## [Requirements]
Scan the material for the word "Contains", and copy each line where it shows up.

Rows from a dataset
-- START --

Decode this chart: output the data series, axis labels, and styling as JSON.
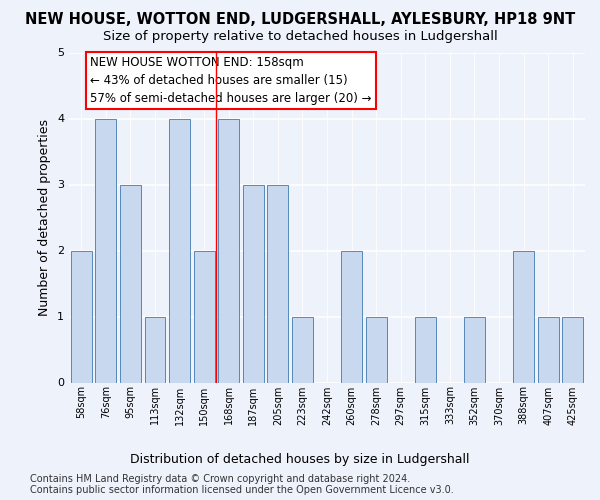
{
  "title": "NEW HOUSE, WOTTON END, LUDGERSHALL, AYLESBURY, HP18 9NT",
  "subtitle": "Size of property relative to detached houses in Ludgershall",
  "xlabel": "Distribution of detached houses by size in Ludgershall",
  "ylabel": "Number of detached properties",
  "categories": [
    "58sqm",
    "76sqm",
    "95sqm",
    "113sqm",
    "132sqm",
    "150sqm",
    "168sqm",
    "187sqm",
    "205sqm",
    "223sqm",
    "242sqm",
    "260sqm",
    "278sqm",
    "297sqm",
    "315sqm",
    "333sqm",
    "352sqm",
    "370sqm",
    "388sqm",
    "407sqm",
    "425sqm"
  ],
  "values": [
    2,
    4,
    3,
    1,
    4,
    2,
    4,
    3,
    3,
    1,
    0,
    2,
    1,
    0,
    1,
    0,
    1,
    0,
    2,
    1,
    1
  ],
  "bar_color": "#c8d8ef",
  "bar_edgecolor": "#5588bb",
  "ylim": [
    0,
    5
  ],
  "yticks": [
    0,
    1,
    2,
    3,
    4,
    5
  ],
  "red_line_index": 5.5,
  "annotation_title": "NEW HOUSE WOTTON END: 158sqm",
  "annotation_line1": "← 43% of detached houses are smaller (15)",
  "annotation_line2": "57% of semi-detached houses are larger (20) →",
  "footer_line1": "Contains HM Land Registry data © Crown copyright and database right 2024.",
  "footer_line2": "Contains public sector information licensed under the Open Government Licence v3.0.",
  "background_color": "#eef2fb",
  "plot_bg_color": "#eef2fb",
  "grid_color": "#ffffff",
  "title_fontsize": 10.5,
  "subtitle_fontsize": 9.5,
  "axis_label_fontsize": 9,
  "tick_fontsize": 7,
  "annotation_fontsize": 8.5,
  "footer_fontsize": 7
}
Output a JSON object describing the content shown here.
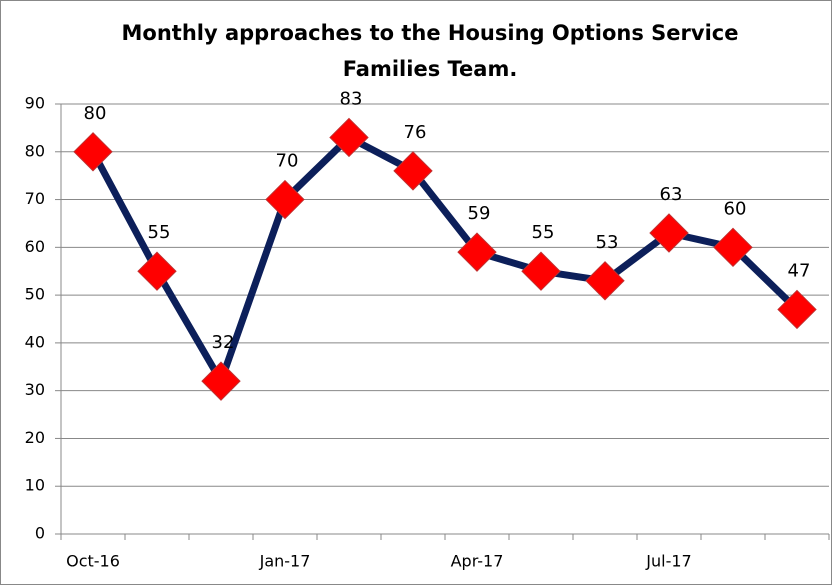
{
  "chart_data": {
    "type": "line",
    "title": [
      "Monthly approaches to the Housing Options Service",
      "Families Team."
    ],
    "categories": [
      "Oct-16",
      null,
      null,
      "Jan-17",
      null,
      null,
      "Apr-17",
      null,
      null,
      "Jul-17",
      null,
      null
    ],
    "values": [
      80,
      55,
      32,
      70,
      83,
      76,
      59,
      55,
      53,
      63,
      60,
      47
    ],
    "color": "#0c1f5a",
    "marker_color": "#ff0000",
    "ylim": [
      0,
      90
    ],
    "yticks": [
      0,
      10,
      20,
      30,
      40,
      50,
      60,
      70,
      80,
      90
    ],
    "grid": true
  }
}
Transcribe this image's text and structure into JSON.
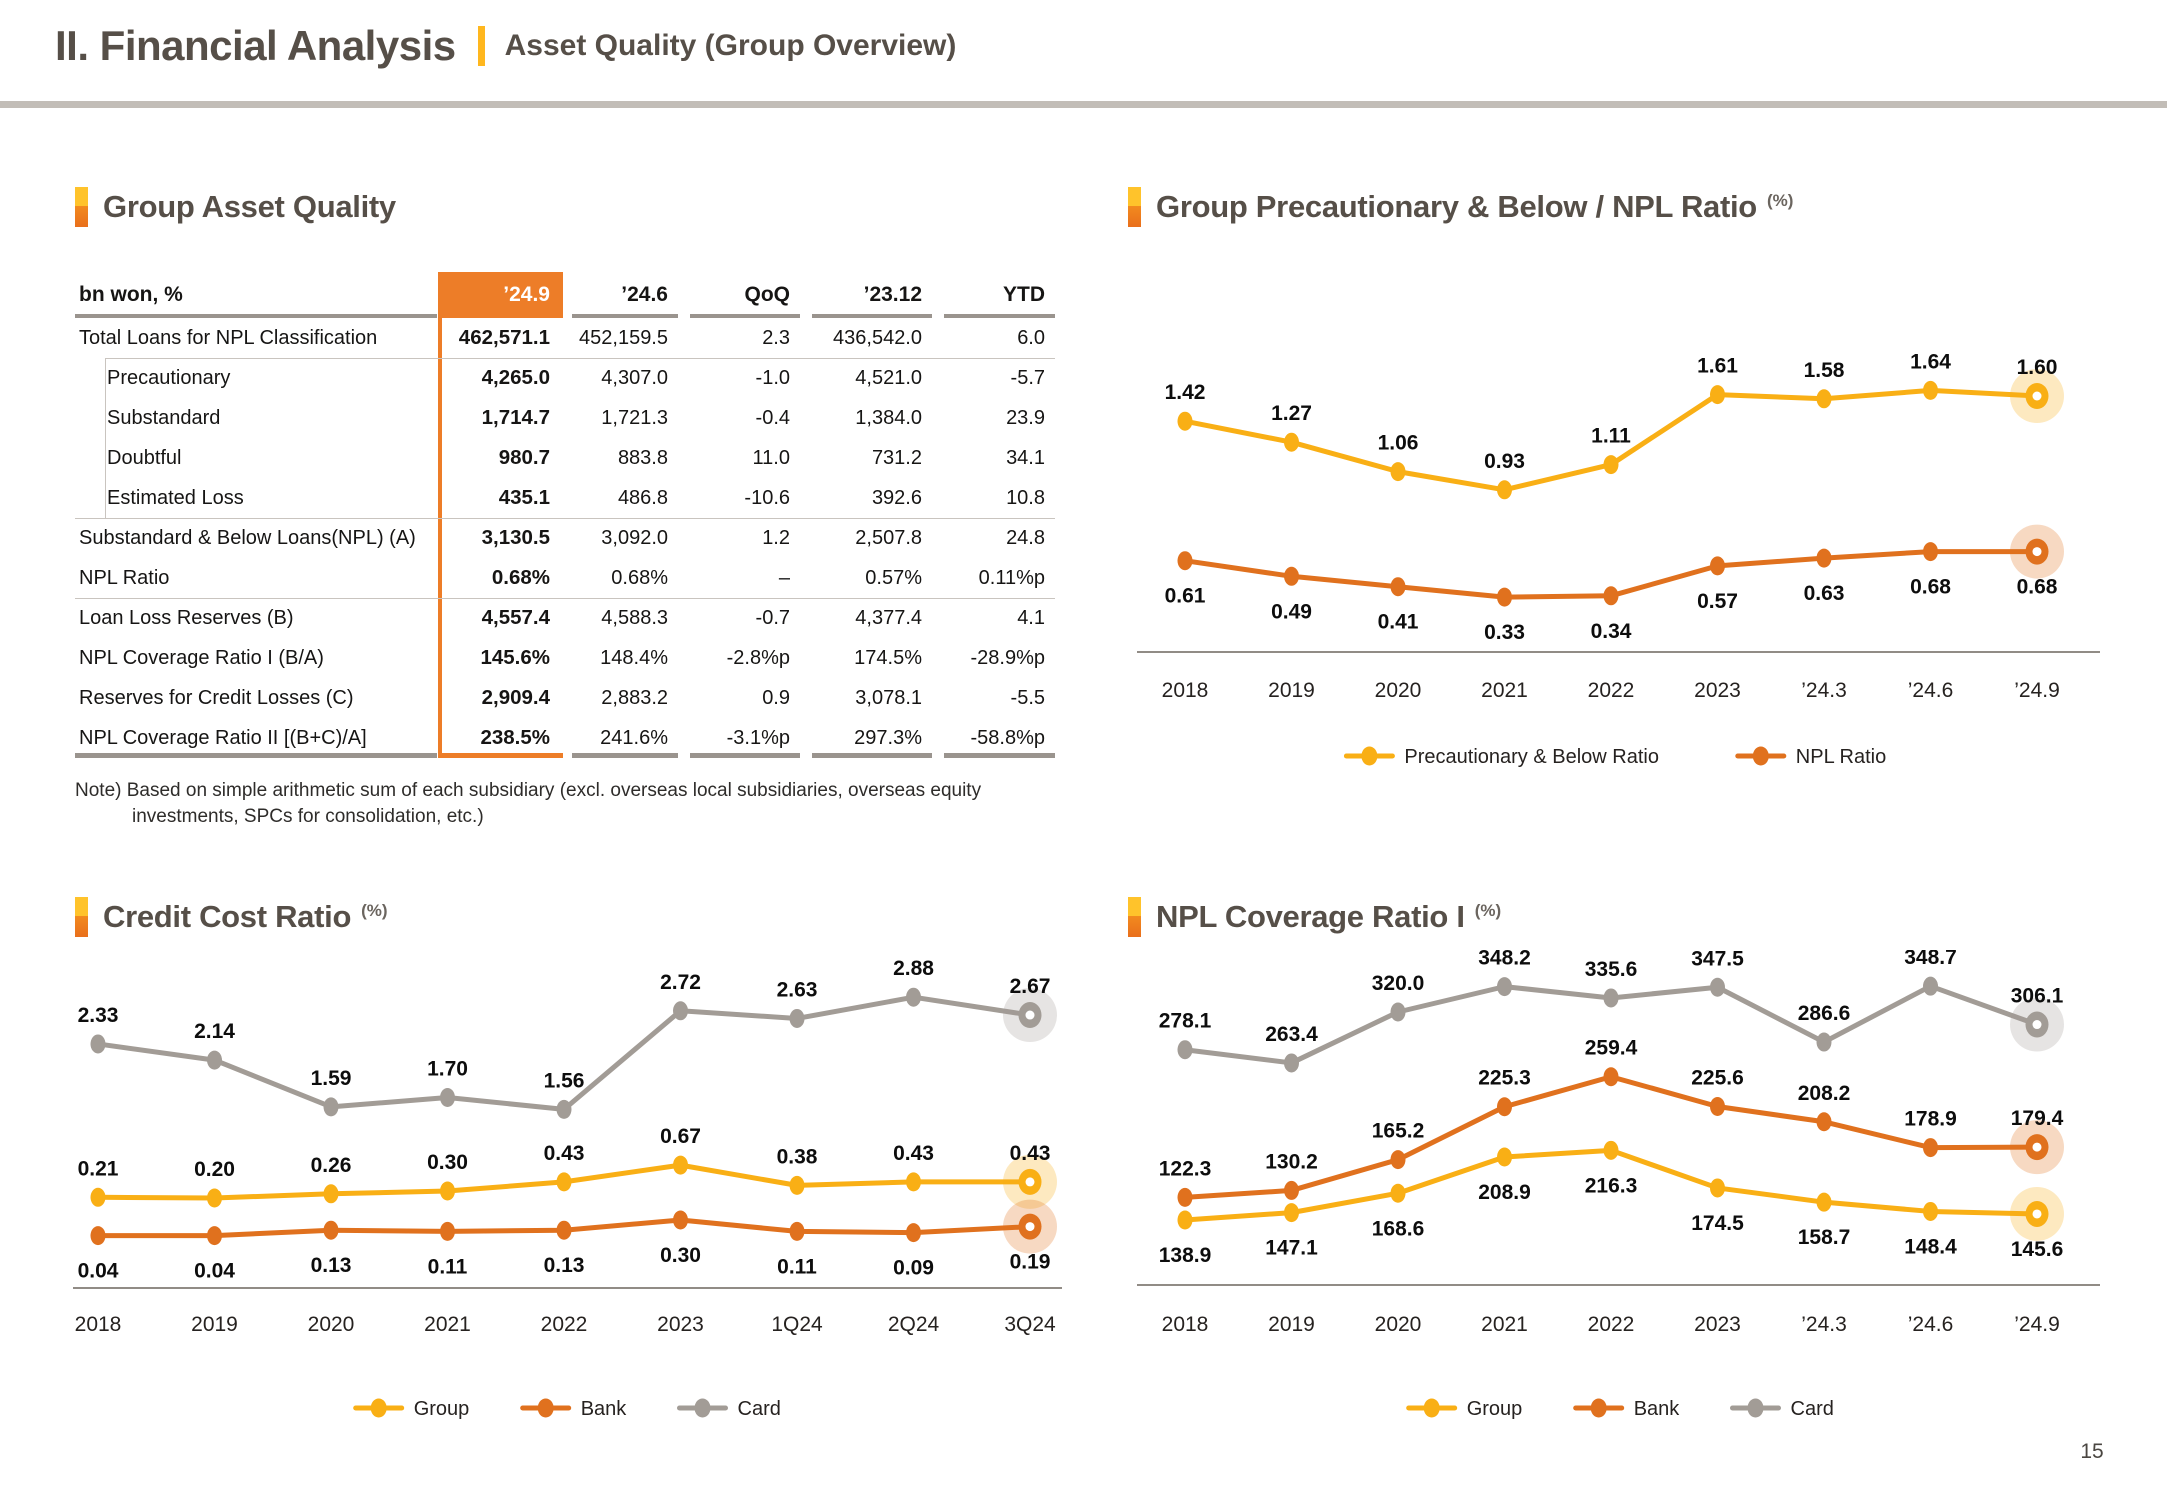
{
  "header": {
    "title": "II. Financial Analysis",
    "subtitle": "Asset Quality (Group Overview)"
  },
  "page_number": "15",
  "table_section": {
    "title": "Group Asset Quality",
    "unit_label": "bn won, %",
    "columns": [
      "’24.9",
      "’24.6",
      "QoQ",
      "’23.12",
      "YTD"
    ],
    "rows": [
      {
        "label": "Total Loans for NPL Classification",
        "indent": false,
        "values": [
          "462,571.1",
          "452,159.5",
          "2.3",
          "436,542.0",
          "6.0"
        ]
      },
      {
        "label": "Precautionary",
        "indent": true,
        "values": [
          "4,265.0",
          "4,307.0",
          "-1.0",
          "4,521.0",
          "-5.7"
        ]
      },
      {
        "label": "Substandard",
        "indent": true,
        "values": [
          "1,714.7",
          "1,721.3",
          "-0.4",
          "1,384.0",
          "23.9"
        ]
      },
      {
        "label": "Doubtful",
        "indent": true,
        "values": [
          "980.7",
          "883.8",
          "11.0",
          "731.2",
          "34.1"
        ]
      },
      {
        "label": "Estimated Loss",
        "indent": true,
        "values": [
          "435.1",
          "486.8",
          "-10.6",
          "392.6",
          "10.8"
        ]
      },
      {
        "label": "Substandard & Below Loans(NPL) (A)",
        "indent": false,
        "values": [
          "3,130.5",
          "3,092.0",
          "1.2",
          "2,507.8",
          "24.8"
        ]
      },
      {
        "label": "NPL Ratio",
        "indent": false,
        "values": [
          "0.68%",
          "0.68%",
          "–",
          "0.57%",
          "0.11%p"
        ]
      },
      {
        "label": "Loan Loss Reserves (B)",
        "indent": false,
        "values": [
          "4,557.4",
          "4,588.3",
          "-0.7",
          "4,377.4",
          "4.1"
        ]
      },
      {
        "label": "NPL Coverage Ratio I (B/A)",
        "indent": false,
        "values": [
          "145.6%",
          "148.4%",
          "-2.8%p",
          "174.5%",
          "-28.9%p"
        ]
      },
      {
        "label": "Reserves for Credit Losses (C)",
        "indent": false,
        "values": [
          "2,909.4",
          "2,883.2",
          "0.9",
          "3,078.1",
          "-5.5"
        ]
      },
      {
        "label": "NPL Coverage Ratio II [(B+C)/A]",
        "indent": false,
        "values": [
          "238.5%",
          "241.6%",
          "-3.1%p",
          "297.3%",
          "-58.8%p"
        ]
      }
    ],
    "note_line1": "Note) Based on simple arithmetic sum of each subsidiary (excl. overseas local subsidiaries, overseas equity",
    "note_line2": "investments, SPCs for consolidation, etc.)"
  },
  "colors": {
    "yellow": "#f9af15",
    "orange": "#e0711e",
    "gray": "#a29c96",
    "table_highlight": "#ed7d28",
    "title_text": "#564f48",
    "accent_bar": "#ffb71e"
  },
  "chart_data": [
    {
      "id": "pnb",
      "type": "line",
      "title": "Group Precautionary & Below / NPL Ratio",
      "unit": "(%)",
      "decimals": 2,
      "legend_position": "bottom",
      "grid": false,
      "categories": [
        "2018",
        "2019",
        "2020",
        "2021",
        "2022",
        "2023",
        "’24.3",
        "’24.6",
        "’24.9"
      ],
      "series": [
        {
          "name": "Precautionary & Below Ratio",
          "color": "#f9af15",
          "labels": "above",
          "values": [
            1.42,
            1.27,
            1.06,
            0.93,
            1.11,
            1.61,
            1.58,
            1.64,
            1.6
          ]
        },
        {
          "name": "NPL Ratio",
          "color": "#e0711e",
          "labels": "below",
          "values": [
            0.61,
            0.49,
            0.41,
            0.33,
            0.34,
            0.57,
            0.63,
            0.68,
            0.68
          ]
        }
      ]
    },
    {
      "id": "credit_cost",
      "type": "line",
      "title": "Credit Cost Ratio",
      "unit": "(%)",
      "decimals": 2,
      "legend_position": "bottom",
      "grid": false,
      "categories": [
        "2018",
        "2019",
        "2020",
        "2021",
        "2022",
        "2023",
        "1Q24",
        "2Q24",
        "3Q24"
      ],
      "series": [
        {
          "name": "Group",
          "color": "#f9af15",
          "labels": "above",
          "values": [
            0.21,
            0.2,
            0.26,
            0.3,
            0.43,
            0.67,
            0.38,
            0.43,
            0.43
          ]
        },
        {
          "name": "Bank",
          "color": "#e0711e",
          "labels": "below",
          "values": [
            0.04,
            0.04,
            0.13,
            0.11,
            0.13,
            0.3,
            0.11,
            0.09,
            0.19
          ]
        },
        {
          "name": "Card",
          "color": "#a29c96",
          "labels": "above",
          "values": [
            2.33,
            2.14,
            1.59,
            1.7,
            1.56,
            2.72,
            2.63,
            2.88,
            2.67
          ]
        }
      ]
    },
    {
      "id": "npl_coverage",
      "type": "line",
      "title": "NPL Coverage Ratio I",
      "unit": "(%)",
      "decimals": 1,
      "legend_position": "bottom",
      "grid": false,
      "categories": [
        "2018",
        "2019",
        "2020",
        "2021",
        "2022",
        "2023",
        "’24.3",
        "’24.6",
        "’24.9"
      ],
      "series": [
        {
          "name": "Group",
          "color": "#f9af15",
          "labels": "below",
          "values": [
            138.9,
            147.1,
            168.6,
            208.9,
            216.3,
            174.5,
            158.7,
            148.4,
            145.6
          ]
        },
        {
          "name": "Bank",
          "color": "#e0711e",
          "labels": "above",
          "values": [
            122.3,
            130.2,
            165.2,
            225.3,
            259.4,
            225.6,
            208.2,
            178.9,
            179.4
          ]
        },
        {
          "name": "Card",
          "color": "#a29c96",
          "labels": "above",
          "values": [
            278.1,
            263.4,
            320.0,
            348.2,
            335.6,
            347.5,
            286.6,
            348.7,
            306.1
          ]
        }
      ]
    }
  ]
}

-- END --

## [Final answer]
  "footer_line1": "Contains HM Land Registry data © Crown copyright and database right 2024.",
  "footer_line2": "Contains public sector information licensed under the Open Government Licence v3.0.",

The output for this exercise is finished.